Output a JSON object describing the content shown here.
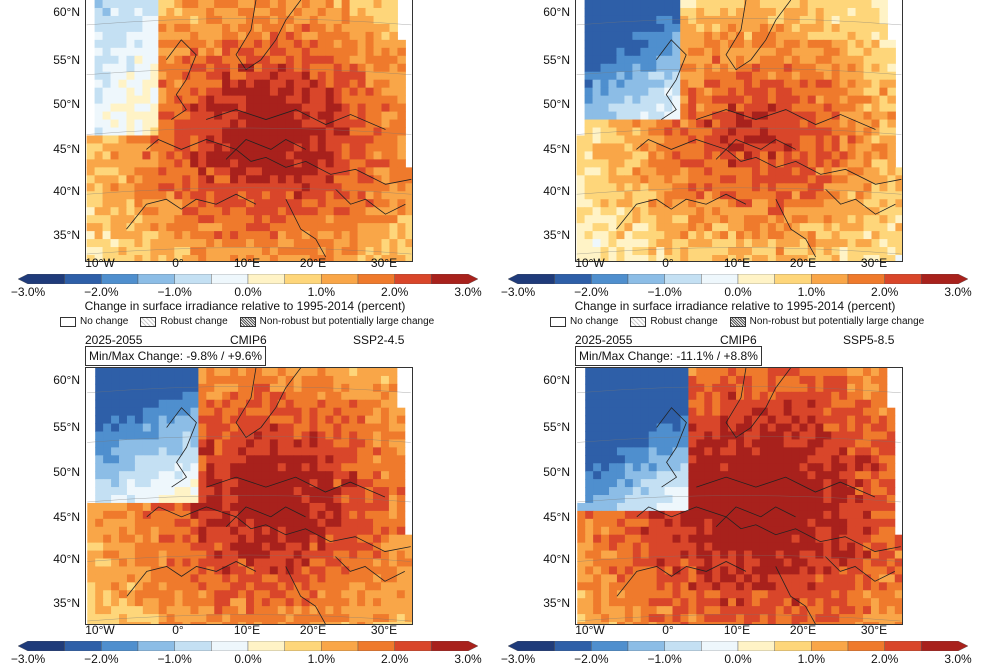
{
  "panels": [
    {
      "period": "",
      "model": "",
      "scenario": "",
      "minmax": "",
      "variant": "A"
    },
    {
      "period": "",
      "model": "",
      "scenario": "",
      "minmax": "",
      "variant": "B"
    },
    {
      "period": "2025-2055",
      "model": "CMIP6",
      "scenario": "SSP2-4.5",
      "minmax": "Min/Max Change: -9.8% / +9.6%",
      "variant": "C"
    },
    {
      "period": "2025-2055",
      "model": "CMIP6",
      "scenario": "SSP5-8.5",
      "minmax": "Min/Max Change: -11.1% / +8.8%",
      "variant": "D"
    }
  ],
  "lat_labels": [
    "60°N",
    "55°N",
    "50°N",
    "45°N",
    "40°N",
    "35°N"
  ],
  "lon_labels": [
    "10°W",
    "0°",
    "10°E",
    "20°E",
    "30°E"
  ],
  "colorbar": {
    "ticks": [
      "−3.0%",
      "−2.0%",
      "−1.0%",
      "0.0%",
      "1.0%",
      "2.0%",
      "3.0%"
    ],
    "colors": [
      "#1f3b7a",
      "#2e5fa8",
      "#4f8fce",
      "#8cbde6",
      "#c4e0f3",
      "#eef7fc",
      "#fff3c6",
      "#fed67a",
      "#f9a648",
      "#ef7a2c",
      "#d9462a",
      "#a8211c"
    ],
    "title": "Change in surface irradiance relative to 1995-2014 (percent)"
  },
  "legend": {
    "no_change": "No change",
    "robust": "Robust change",
    "non_robust": "Non-robust but potentially large change"
  }
}
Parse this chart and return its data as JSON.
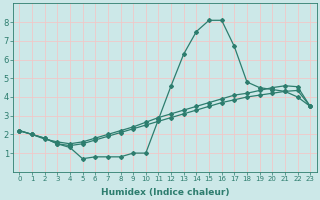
{
  "xlabel": "Humidex (Indice chaleur)",
  "bg_color": "#cce8e8",
  "grid_color": "#f0c8c8",
  "line_color": "#2d7d6e",
  "xlim": [
    -0.5,
    23.5
  ],
  "ylim": [
    0,
    9
  ],
  "xticks": [
    0,
    1,
    2,
    3,
    4,
    5,
    6,
    7,
    8,
    9,
    10,
    11,
    12,
    13,
    14,
    15,
    16,
    17,
    18,
    19,
    20,
    21,
    22,
    23
  ],
  "yticks": [
    1,
    2,
    3,
    4,
    5,
    6,
    7,
    8
  ],
  "line1_x": [
    0,
    1,
    2,
    3,
    4,
    5,
    6,
    7,
    8,
    9,
    10,
    11,
    12,
    13,
    14,
    15,
    16,
    17,
    18,
    19,
    20,
    21,
    22,
    23
  ],
  "line1_y": [
    2.2,
    2.0,
    1.8,
    1.5,
    1.3,
    0.7,
    0.8,
    0.8,
    0.8,
    1.0,
    1.0,
    2.8,
    4.6,
    6.3,
    7.5,
    8.1,
    8.1,
    6.7,
    4.8,
    4.5,
    4.4,
    4.3,
    4.0,
    3.5
  ],
  "line2_x": [
    0,
    1,
    2,
    3,
    4,
    5,
    6,
    7,
    8,
    9,
    10,
    11,
    12,
    13,
    14,
    15,
    16,
    17,
    18,
    19,
    20,
    21,
    22,
    23
  ],
  "line2_y": [
    2.2,
    2.0,
    1.8,
    1.5,
    1.4,
    1.5,
    1.7,
    1.9,
    2.1,
    2.3,
    2.5,
    2.7,
    2.9,
    3.1,
    3.3,
    3.5,
    3.7,
    3.85,
    4.0,
    4.1,
    4.2,
    4.3,
    4.35,
    3.5
  ],
  "line3_x": [
    0,
    1,
    2,
    3,
    4,
    5,
    6,
    7,
    8,
    9,
    10,
    11,
    12,
    13,
    14,
    15,
    16,
    17,
    18,
    19,
    20,
    21,
    22,
    23
  ],
  "line3_y": [
    2.2,
    2.0,
    1.75,
    1.6,
    1.5,
    1.6,
    1.8,
    2.0,
    2.2,
    2.4,
    2.65,
    2.9,
    3.1,
    3.3,
    3.5,
    3.7,
    3.9,
    4.1,
    4.2,
    4.35,
    4.5,
    4.6,
    4.55,
    3.5
  ]
}
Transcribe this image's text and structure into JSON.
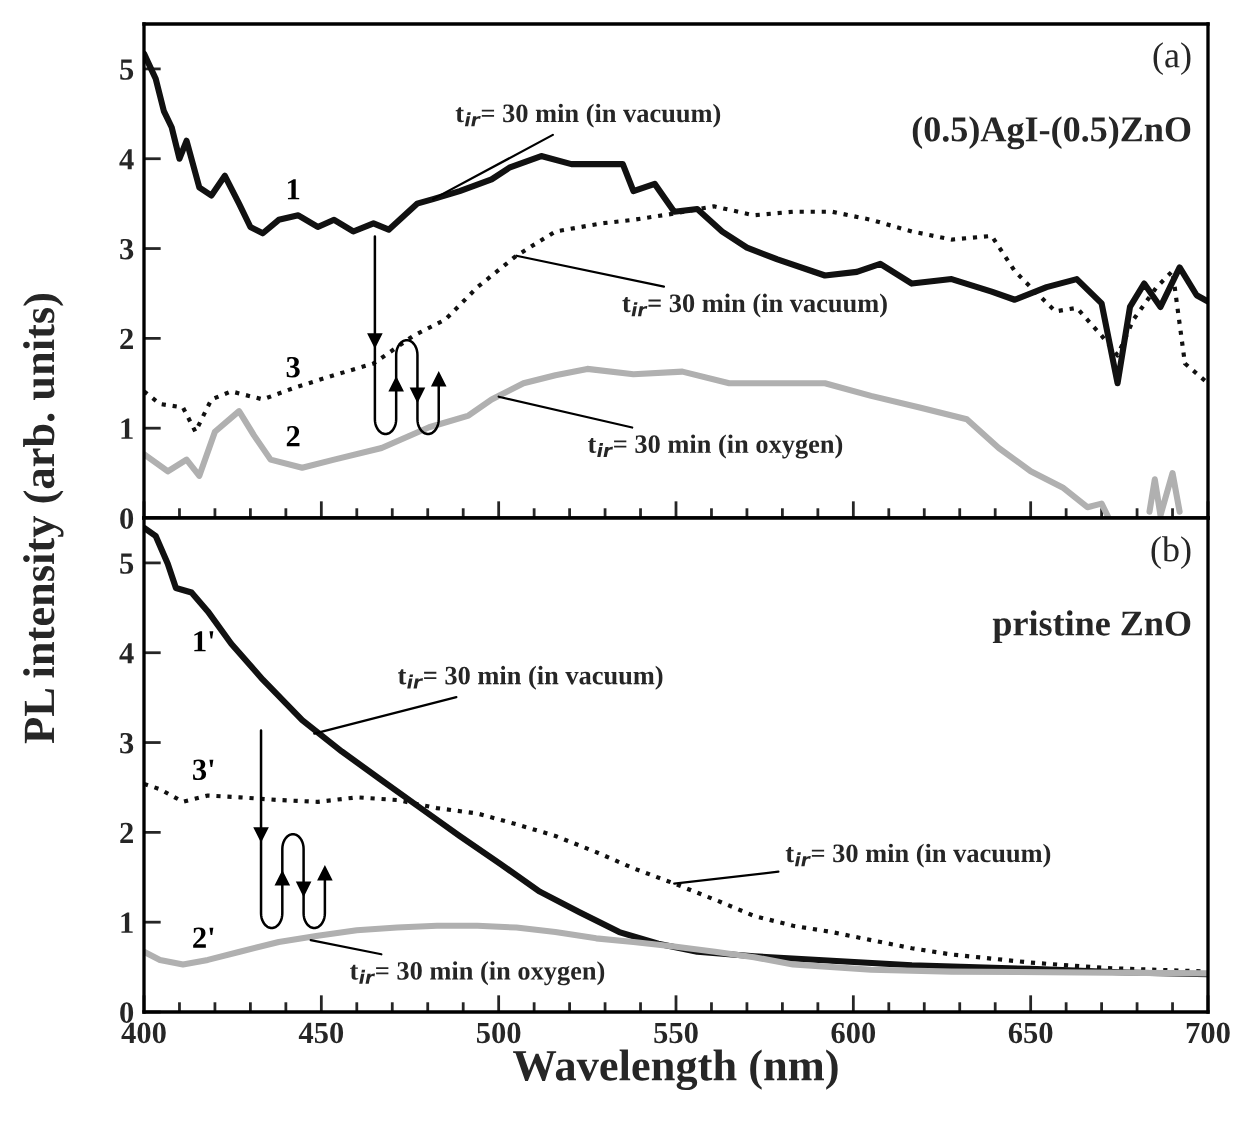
{
  "chart_data": [
    {
      "type": "line",
      "ylabel": "PL intensity (arb. units)",
      "xlim": [
        400,
        700
      ],
      "ylim": [
        0,
        5.5
      ],
      "xticks": [
        400,
        {
          "value": 410,
          "label": null
        },
        {
          "value": 420,
          "label": null
        },
        {
          "value": 430,
          "label": null
        },
        {
          "value": 440,
          "label": null
        },
        450,
        {
          "value": 460,
          "label": null
        },
        {
          "value": 470,
          "label": null
        },
        {
          "value": 480,
          "label": null
        },
        {
          "value": 490,
          "label": null
        },
        500,
        {
          "value": 510,
          "label": null
        },
        {
          "value": 520,
          "label": null
        },
        {
          "value": 530,
          "label": null
        },
        {
          "value": 540,
          "label": null
        },
        550,
        {
          "value": 560,
          "label": null
        },
        {
          "value": 570,
          "label": null
        },
        {
          "value": 580,
          "label": null
        },
        {
          "value": 590,
          "label": null
        },
        600,
        {
          "value": 610,
          "label": null
        },
        {
          "value": 620,
          "label": null
        },
        {
          "value": 630,
          "label": null
        },
        {
          "value": 640,
          "label": null
        },
        650,
        {
          "value": 660,
          "label": null
        },
        {
          "value": 670,
          "label": null
        },
        {
          "value": 680,
          "label": null
        },
        {
          "value": 690,
          "label": null
        },
        700
      ],
      "yticks": [
        0,
        1,
        2,
        3,
        4,
        5
      ],
      "tick_labels": "y",
      "grid": false,
      "legend": false,
      "series": [
        {
          "name": "1",
          "color": "#111111",
          "line_style": "solid",
          "x": [
            400,
            403.3,
            405.6,
            407.8,
            410,
            412,
            415.6,
            419,
            422.8,
            426.8,
            430,
            433.5,
            438,
            443.5,
            449,
            453.6,
            459,
            464.7,
            469,
            477,
            481.5,
            489,
            498,
            503,
            512,
            520.5,
            529.5,
            535,
            538,
            544,
            549.5,
            556,
            563,
            570,
            578.6,
            592,
            601,
            607.6,
            616.5,
            627.7,
            639,
            645.5,
            654.5,
            663,
            670,
            674.5,
            678,
            682,
            686.6,
            692,
            696.8,
            700
          ],
          "values": [
            5.17,
            4.89,
            4.53,
            4.35,
            4.0,
            4.2,
            3.68,
            3.59,
            3.81,
            3.5,
            3.24,
            3.17,
            3.32,
            3.37,
            3.24,
            3.32,
            3.19,
            3.28,
            3.21,
            3.5,
            3.55,
            3.64,
            3.77,
            3.9,
            4.03,
            3.94,
            3.94,
            3.94,
            3.64,
            3.72,
            3.41,
            3.44,
            3.19,
            3.01,
            2.88,
            2.7,
            2.74,
            2.83,
            2.61,
            2.66,
            2.52,
            2.43,
            2.57,
            2.66,
            2.39,
            1.5,
            2.35,
            2.61,
            2.35,
            2.79,
            2.48,
            2.41
          ]
        },
        {
          "name": "3",
          "color": "#111111",
          "line_style": "dotted",
          "x": [
            400,
            404.5,
            411,
            414.5,
            419,
            424.6,
            433.5,
            442.4,
            453.6,
            464.7,
            476,
            485,
            494,
            505,
            516,
            529,
            538,
            549.5,
            560.7,
            572,
            583,
            594,
            605,
            616.5,
            627.7,
            639,
            645.5,
            650,
            657,
            663,
            670,
            674.5,
            679,
            685.5,
            690,
            693.5,
            700
          ],
          "values": [
            1.41,
            1.27,
            1.23,
            0.96,
            1.32,
            1.41,
            1.32,
            1.45,
            1.59,
            1.72,
            2.03,
            2.21,
            2.57,
            2.92,
            3.19,
            3.28,
            3.32,
            3.39,
            3.47,
            3.37,
            3.41,
            3.41,
            3.32,
            3.19,
            3.1,
            3.14,
            2.75,
            2.57,
            2.3,
            2.34,
            2.03,
            1.81,
            2.21,
            2.57,
            2.75,
            1.72,
            1.5
          ]
        },
        {
          "name": "2",
          "color": "#b0b0b0",
          "line_style": "solid",
          "x": [
            400,
            406.7,
            412,
            415.6,
            420,
            426.8,
            431,
            435.7,
            444.6,
            453.6,
            467,
            480.4,
            491.5,
            498,
            507,
            516,
            525,
            538,
            551.8,
            565,
            578.6,
            592,
            605,
            618.7,
            632,
            641,
            650,
            659,
            666,
            670,
            672,
            678,
            683.5,
            685,
            686.6,
            690,
            692
          ],
          "values": [
            0.71,
            0.52,
            0.65,
            0.47,
            0.96,
            1.19,
            0.92,
            0.65,
            0.56,
            0.65,
            0.78,
            1.01,
            1.14,
            1.32,
            1.5,
            1.59,
            1.66,
            1.6,
            1.63,
            1.5,
            1.5,
            1.5,
            1.36,
            1.23,
            1.1,
            0.78,
            0.52,
            0.34,
            0.12,
            0.16,
            0,
            null,
            0.07,
            0.43,
            0.03,
            0.5,
            0.07
          ]
        }
      ],
      "annotations": [
        {
          "text": "t$_{ir}$= 30 min (in vacuum)",
          "x": 481.5,
          "y": 3.55
        },
        {
          "text": "t$_{ir}$= 30 min (in vacuum)",
          "x": 505,
          "y": 2.92
        },
        {
          "text": "t$_{ir}$= 30 min (in oxygen)",
          "x": 500,
          "y": 1.35
        },
        "(a)",
        "(0.5)AgI-(0.5)ZnO"
      ]
    },
    {
      "type": "line",
      "xlabel": "Wavelength (nm)",
      "xlim": [
        400,
        700
      ],
      "ylim": [
        0,
        5.5
      ],
      "xticks": [
        400,
        {
          "value": 410,
          "label": null
        },
        {
          "value": 420,
          "label": null
        },
        {
          "value": 430,
          "label": null
        },
        {
          "value": 440,
          "label": null
        },
        450,
        {
          "value": 460,
          "label": null
        },
        {
          "value": 470,
          "label": null
        },
        {
          "value": 480,
          "label": null
        },
        {
          "value": 490,
          "label": null
        },
        500,
        {
          "value": 510,
          "label": null
        },
        {
          "value": 520,
          "label": null
        },
        {
          "value": 530,
          "label": null
        },
        {
          "value": 540,
          "label": null
        },
        550,
        {
          "value": 560,
          "label": null
        },
        {
          "value": 570,
          "label": null
        },
        {
          "value": 580,
          "label": null
        },
        {
          "value": 590,
          "label": null
        },
        600,
        {
          "value": 610,
          "label": null
        },
        {
          "value": 620,
          "label": null
        },
        {
          "value": 630,
          "label": null
        },
        {
          "value": 640,
          "label": null
        },
        650,
        {
          "value": 660,
          "label": null
        },
        {
          "value": 670,
          "label": null
        },
        {
          "value": 680,
          "label": null
        },
        {
          "value": 690,
          "label": null
        },
        700
      ],
      "yticks": [
        0,
        1,
        2,
        3,
        4,
        5
      ],
      "grid": false,
      "legend": false,
      "series": [
        {
          "name": "1'",
          "color": "#111111",
          "line_style": "solid",
          "x": [
            400,
            403.3,
            406.7,
            409,
            413.4,
            418,
            424.6,
            433.5,
            444.6,
            455.8,
            467,
            478,
            489,
            500.4,
            511.6,
            522.8,
            534,
            545,
            556,
            572,
            594,
            616.5,
            650,
            677,
            700
          ],
          "values": [
            5.39,
            5.3,
            4.99,
            4.72,
            4.67,
            4.46,
            4.1,
            3.7,
            3.25,
            2.9,
            2.58,
            2.27,
            1.96,
            1.65,
            1.34,
            1.11,
            0.89,
            0.76,
            0.67,
            0.62,
            0.57,
            0.52,
            0.48,
            0.44,
            0.42
          ]
        },
        {
          "name": "3'",
          "color": "#111111",
          "line_style": "dotted",
          "x": [
            400,
            404.5,
            411,
            418,
            427,
            438,
            449,
            460,
            471.4,
            482.6,
            494,
            505,
            516,
            527.5,
            538,
            549.5,
            561,
            572,
            583,
            594,
            605,
            616.5,
            627.7,
            650,
            671,
            700
          ],
          "values": [
            2.54,
            2.48,
            2.34,
            2.41,
            2.39,
            2.36,
            2.34,
            2.39,
            2.36,
            2.27,
            2.21,
            2.09,
            1.96,
            1.78,
            1.6,
            1.43,
            1.25,
            1.07,
            0.96,
            0.89,
            0.8,
            0.71,
            0.64,
            0.55,
            0.49,
            0.45
          ]
        },
        {
          "name": "2'",
          "color": "#b0b0b0",
          "line_style": "solid",
          "x": [
            400,
            404.5,
            411,
            418,
            427,
            438,
            449,
            460,
            471.4,
            482.6,
            494,
            505,
            516,
            527.5,
            538,
            549.5,
            561,
            572,
            583,
            605,
            627.7,
            700
          ],
          "values": [
            0.67,
            0.58,
            0.53,
            0.58,
            0.67,
            0.78,
            0.85,
            0.91,
            0.94,
            0.96,
            0.96,
            0.94,
            0.89,
            0.82,
            0.78,
            0.73,
            0.67,
            0.61,
            0.53,
            0.47,
            0.45,
            0.43
          ]
        }
      ],
      "annotations": [
        {
          "text": "t$_{ir}$= 30 min (in vacuum)",
          "x": 448,
          "y": 3.1
        },
        {
          "text": "t$_{ir}$= 30 min (in vacuum)",
          "x": 549.5,
          "y": 1.43
        },
        {
          "text": "t$_{ir}$= 30 min (in oxygen)",
          "x": 447,
          "y": 0.8
        },
        "(b)",
        "pristine ZnO"
      ]
    }
  ]
}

########

• **Work to be completed**
How many lines of the entries above hold the string "minmax"? Reply with the number alone.

• **Reply to the exercise**
4